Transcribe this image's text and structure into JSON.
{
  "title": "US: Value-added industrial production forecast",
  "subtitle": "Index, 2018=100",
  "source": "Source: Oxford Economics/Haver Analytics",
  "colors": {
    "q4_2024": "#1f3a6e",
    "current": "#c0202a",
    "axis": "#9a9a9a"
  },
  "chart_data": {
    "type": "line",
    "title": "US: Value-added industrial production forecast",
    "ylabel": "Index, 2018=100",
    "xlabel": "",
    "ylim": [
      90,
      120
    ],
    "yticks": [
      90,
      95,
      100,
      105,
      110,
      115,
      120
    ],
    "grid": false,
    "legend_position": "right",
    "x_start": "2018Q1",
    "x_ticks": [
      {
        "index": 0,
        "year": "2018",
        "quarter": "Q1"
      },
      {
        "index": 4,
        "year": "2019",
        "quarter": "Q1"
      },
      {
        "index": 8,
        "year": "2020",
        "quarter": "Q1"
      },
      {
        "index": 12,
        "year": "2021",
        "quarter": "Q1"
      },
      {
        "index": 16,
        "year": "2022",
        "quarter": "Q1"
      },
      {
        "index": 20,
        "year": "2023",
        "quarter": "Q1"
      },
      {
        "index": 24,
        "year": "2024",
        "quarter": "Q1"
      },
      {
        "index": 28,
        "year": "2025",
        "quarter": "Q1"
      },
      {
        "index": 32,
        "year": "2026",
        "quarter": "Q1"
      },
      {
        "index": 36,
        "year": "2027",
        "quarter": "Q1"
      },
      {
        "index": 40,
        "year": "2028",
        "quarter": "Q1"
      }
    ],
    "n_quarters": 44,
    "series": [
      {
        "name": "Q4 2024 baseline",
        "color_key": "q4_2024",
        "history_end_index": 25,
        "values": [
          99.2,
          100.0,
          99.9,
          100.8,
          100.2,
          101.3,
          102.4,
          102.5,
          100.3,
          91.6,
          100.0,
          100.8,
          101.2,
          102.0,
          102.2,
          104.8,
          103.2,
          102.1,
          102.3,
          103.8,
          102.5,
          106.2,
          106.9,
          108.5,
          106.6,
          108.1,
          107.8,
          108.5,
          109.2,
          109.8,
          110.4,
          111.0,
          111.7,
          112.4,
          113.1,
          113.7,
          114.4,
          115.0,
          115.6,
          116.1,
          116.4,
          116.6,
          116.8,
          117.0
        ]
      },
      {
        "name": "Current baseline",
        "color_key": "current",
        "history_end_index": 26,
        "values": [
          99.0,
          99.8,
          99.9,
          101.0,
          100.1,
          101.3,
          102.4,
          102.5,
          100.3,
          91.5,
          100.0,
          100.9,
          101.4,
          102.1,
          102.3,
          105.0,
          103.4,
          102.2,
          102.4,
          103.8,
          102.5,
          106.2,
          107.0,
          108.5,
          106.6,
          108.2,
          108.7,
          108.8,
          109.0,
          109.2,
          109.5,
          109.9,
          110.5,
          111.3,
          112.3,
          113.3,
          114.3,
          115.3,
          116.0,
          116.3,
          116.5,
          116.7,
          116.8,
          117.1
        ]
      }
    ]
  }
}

================

*WHAT YOU WILL DO*: Would you restate each of the entries word for word?

*EXERCISE OUTPUT*:
Transcribe this image's text and structure into JSON.
{
  "title": "US: Value-added industrial production forecast",
  "subtitle": "Index, 2018=100",
  "source": "Source: Oxford Economics/Haver Analytics",
  "colors": {
    "q4_2024": "#1f3a6e",
    "current": "#c0202a",
    "axis": "#9a9a9a"
  },
  "chart_data": {
    "type": "line",
    "title": "US: Value-added industrial production forecast",
    "ylabel": "Index, 2018=100",
    "xlabel": "",
    "ylim": [
      90,
      120
    ],
    "yticks": [
      90,
      95,
      100,
      105,
      110,
      115,
      120
    ],
    "grid": false,
    "legend_position": "right",
    "x_start": "2018Q1",
    "x_ticks": [
      {
        "index": 0,
        "year": "2018",
        "quarter": "Q1"
      },
      {
        "index": 4,
        "year": "2019",
        "quarter": "Q1"
      },
      {
        "index": 8,
        "year": "2020",
        "quarter": "Q1"
      },
      {
        "index": 12,
        "year": "2021",
        "quarter": "Q1"
      },
      {
        "index": 16,
        "year": "2022",
        "quarter": "Q1"
      },
      {
        "index": 20,
        "year": "2023",
        "quarter": "Q1"
      },
      {
        "index": 24,
        "year": "2024",
        "quarter": "Q1"
      },
      {
        "index": 28,
        "year": "2025",
        "quarter": "Q1"
      },
      {
        "index": 32,
        "year": "2026",
        "quarter": "Q1"
      },
      {
        "index": 36,
        "year": "2027",
        "quarter": "Q1"
      },
      {
        "index": 40,
        "year": "2028",
        "quarter": "Q1"
      }
    ],
    "n_quarters": 44,
    "series": [
      {
        "name": "Q4 2024 baseline",
        "color_key": "q4_2024",
        "history_end_index": 25,
        "values": [
          99.2,
          100.0,
          99.9,
          100.8,
          100.2,
          101.3,
          102.4,
          102.5,
          100.3,
          91.6,
          100.0,
          100.8,
          101.2,
          102.0,
          102.2,
          104.8,
          103.2,
          102.1,
          102.3,
          103.8,
          102.5,
          106.2,
          106.9,
          108.5,
          106.6,
          108.1,
          107.8,
          108.5,
          109.2,
          109.8,
          110.4,
          111.0,
          111.7,
          112.4,
          113.1,
          113.7,
          114.4,
          115.0,
          115.6,
          116.1,
          116.4,
          116.6,
          116.8,
          117.0
        ]
      },
      {
        "name": "Current baseline",
        "color_key": "current",
        "history_end_index": 26,
        "values": [
          99.0,
          99.8,
          99.9,
          101.0,
          100.1,
          101.3,
          102.4,
          102.5,
          100.3,
          91.5,
          100.0,
          100.9,
          101.4,
          102.1,
          102.3,
          105.0,
          103.4,
          102.2,
          102.4,
          103.8,
          102.5,
          106.2,
          107.0,
          108.5,
          106.6,
          108.2,
          108.7,
          108.8,
          109.0,
          109.2,
          109.5,
          109.9,
          110.5,
          111.3,
          112.3,
          113.3,
          114.3,
          115.3,
          116.0,
          116.3,
          116.5,
          116.7,
          116.8,
          117.1
        ]
      }
    ]
  }
}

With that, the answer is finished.